Task directions: Select every line containing the word "title" from the material, and copy those lines.

====

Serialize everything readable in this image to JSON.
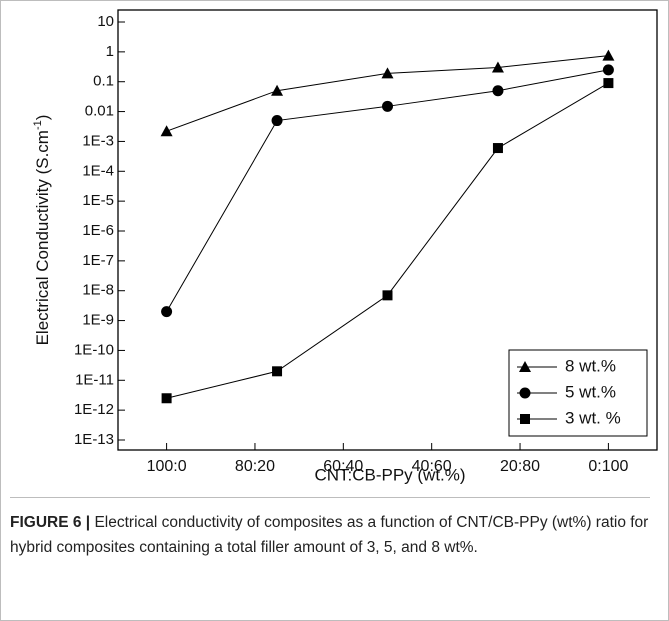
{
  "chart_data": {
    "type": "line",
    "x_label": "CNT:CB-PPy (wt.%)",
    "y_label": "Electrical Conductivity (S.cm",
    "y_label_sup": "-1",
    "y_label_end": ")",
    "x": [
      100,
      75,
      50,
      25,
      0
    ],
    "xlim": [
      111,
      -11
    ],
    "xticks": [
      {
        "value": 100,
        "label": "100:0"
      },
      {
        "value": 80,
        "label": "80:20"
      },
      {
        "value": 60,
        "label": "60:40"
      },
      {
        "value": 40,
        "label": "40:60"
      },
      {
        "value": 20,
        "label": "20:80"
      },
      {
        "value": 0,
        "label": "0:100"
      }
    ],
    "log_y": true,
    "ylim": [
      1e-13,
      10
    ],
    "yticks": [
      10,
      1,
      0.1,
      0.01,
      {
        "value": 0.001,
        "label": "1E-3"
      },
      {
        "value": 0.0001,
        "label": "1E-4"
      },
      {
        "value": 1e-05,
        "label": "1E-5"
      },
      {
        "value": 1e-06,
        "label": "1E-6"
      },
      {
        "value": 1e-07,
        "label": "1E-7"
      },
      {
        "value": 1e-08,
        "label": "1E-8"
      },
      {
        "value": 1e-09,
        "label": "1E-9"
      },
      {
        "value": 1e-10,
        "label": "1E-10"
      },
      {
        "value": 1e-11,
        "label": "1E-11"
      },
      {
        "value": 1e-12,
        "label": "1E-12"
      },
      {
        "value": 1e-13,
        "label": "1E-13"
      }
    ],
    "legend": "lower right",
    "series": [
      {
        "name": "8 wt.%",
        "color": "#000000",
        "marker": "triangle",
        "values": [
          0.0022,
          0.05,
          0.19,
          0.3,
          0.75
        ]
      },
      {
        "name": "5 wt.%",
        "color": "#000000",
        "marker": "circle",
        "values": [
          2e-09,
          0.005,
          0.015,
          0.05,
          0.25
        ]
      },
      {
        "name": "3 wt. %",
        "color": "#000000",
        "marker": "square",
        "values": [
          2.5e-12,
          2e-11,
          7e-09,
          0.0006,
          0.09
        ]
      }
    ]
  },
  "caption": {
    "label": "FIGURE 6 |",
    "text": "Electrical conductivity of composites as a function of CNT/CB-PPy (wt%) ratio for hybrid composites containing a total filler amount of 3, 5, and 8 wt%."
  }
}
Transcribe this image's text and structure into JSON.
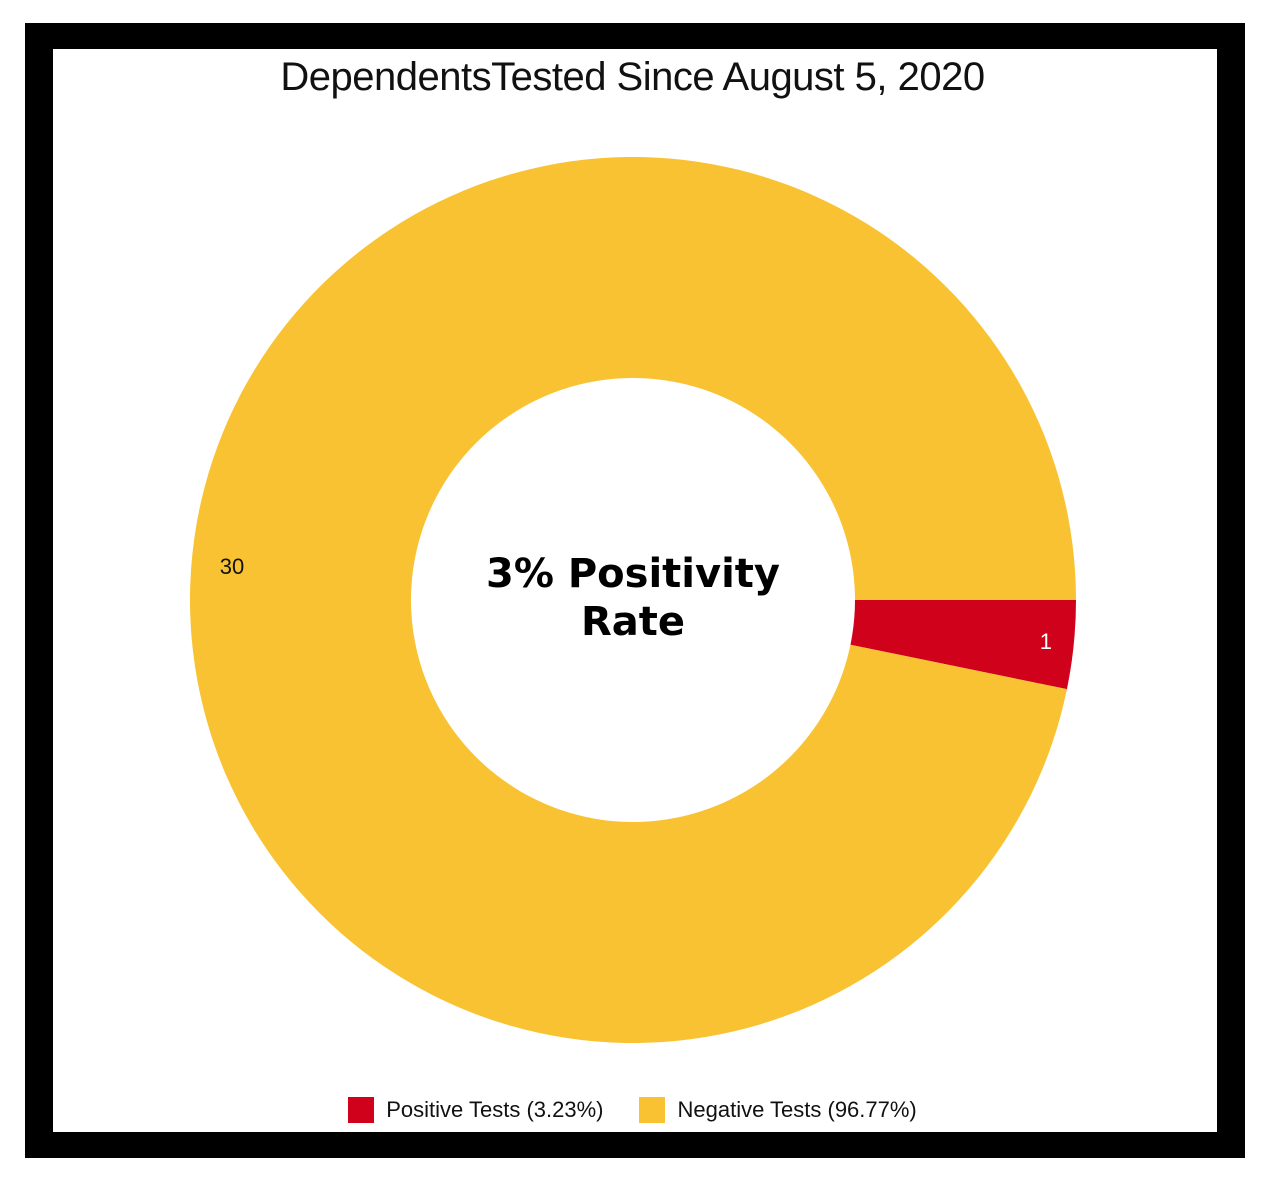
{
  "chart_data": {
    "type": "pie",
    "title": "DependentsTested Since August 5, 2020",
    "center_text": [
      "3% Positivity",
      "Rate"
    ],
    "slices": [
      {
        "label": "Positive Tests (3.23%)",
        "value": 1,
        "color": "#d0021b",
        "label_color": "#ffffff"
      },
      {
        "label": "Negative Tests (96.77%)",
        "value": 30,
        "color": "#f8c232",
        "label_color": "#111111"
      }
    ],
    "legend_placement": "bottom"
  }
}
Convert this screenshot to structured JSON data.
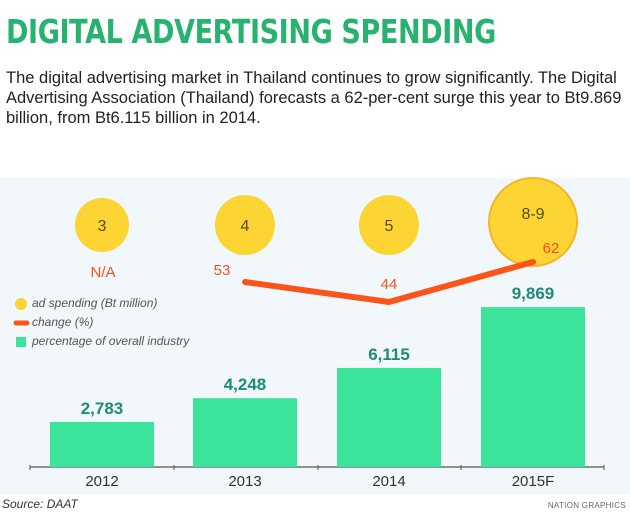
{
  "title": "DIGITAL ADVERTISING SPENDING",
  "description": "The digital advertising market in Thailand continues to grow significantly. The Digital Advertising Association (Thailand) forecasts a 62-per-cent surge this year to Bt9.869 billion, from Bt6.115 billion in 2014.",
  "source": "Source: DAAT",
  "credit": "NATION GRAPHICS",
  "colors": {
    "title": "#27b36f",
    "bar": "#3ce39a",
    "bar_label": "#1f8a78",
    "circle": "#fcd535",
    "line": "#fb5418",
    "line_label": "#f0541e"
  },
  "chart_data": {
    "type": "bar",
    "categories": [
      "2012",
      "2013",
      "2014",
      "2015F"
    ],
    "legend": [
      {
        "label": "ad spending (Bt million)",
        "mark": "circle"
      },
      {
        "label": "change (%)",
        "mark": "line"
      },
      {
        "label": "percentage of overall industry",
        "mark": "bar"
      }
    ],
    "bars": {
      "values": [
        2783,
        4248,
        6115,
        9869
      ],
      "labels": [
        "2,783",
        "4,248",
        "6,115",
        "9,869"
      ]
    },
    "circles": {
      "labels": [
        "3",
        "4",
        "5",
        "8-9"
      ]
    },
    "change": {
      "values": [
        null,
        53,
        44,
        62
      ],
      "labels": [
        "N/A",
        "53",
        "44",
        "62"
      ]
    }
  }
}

====

Solution:
    "title": "DependentsTested Since August 5, 2020",
  "title": "DIGITAL ADVERTISING SPENDING",
    "title": "#27b36f",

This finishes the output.